— Start —

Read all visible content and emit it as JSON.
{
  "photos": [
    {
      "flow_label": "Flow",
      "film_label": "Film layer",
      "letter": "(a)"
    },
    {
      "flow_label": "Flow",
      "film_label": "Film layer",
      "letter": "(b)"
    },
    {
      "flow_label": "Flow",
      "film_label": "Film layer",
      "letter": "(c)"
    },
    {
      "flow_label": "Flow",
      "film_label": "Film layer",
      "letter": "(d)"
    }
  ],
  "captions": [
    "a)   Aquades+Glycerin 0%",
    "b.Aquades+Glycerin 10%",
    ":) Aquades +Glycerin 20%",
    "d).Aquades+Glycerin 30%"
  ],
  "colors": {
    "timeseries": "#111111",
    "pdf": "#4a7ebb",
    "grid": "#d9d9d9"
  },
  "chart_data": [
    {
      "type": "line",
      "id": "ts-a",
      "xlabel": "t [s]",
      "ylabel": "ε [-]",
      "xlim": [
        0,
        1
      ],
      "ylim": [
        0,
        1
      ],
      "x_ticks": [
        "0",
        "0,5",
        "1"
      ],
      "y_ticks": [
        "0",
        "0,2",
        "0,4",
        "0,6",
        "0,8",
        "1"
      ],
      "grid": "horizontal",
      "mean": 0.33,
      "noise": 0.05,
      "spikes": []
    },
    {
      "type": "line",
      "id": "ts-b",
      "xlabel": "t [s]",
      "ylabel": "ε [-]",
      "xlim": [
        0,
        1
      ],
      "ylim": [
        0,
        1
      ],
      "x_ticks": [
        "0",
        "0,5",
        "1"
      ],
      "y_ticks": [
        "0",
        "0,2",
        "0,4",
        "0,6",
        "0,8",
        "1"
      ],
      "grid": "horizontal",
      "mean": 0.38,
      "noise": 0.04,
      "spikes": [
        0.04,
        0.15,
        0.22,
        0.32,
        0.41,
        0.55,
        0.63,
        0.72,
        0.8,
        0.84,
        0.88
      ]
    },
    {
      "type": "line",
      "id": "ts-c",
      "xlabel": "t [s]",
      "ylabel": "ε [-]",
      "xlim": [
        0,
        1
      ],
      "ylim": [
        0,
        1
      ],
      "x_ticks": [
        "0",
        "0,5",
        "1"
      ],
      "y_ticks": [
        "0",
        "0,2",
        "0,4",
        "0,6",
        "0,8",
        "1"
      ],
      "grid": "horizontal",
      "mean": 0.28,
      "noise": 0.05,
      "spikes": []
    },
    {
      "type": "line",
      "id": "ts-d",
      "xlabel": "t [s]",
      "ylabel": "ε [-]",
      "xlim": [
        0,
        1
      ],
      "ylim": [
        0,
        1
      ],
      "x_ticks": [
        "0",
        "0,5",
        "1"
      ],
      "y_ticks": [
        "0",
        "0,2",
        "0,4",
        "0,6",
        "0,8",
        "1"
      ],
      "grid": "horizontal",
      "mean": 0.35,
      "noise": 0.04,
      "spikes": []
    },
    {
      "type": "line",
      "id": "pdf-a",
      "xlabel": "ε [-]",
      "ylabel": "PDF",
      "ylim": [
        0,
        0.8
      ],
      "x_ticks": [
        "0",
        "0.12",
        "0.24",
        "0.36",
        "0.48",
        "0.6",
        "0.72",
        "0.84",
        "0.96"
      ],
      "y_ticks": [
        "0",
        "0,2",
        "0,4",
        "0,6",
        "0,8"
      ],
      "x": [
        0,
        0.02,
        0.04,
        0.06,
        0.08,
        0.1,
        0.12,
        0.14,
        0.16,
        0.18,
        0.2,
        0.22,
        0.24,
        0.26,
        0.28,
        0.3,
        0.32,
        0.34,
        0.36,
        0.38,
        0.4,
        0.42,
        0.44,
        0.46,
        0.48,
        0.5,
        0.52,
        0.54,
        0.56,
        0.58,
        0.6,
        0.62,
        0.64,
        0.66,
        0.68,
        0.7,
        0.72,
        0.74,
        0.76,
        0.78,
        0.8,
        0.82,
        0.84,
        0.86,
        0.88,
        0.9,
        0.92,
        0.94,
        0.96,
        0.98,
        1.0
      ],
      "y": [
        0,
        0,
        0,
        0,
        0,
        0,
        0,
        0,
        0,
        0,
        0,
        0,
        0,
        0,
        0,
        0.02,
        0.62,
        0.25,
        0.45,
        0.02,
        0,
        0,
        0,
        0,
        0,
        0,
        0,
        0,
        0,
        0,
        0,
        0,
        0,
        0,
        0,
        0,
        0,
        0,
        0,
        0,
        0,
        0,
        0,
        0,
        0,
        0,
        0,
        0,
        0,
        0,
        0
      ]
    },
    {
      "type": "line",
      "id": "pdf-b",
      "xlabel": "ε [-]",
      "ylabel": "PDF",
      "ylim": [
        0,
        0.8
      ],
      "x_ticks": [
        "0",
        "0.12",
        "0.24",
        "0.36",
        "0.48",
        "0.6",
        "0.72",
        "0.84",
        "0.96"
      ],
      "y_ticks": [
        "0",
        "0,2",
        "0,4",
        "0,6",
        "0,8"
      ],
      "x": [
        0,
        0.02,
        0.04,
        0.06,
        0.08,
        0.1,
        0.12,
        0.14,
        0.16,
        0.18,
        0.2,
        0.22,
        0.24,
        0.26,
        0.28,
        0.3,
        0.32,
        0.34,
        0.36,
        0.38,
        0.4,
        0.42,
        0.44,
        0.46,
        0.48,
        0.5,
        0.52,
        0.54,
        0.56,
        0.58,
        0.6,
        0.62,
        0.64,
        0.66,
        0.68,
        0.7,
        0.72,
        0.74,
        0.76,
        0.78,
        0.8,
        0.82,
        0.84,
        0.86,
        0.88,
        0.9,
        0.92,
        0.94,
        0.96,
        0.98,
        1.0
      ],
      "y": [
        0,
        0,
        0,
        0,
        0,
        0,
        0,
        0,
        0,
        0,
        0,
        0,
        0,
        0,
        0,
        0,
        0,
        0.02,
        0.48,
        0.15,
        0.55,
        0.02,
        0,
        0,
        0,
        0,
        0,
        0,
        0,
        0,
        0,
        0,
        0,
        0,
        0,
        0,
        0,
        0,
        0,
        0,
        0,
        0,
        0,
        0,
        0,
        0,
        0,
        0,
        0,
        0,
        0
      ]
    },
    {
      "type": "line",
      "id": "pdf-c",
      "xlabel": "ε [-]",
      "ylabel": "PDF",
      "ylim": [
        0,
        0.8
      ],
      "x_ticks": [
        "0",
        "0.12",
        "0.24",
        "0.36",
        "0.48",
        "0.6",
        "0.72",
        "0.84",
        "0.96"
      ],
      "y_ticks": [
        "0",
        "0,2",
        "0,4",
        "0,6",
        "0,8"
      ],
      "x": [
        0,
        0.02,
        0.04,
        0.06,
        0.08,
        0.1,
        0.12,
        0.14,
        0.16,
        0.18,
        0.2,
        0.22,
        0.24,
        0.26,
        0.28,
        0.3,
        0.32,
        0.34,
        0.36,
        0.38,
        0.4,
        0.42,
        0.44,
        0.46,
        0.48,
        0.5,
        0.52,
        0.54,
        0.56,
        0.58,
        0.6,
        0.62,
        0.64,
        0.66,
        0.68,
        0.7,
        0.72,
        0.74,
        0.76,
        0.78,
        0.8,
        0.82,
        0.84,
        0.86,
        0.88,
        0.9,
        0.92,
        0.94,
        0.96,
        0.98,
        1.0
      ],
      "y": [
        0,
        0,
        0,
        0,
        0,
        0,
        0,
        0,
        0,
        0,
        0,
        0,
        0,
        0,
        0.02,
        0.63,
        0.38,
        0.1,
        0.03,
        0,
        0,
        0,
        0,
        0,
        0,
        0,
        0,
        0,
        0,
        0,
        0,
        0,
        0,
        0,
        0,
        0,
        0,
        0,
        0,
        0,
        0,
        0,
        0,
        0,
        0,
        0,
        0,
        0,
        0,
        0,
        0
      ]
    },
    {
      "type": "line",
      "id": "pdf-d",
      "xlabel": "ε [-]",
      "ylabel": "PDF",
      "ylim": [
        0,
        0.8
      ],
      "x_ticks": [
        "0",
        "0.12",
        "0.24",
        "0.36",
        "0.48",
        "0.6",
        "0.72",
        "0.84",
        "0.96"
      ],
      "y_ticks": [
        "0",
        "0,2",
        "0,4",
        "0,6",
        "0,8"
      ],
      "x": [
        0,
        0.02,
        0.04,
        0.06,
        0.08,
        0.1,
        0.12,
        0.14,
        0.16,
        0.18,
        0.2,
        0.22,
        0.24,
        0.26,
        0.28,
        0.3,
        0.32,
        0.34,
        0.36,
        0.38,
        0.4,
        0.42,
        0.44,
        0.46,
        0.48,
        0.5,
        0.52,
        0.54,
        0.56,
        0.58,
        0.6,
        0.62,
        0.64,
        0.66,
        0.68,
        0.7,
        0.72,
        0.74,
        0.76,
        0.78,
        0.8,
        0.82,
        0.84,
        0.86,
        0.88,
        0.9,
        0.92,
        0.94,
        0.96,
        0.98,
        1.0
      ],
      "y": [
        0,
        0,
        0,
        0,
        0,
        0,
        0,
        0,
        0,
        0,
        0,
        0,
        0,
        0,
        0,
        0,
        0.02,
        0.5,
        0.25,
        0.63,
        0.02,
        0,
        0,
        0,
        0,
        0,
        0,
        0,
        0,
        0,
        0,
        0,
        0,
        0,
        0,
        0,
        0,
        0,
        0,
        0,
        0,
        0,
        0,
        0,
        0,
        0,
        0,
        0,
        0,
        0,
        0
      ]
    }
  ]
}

— End —

#### Your instructions
Find each line in the records holding the string "Glycerin" and show it.

#### Expected answer
    "a)   Aquades+Glycerin 0%",
    "b.Aquades+Glycerin 10%",
    ":) Aquades +Glycerin 20%",
    "d).Aquades+Glycerin 30%"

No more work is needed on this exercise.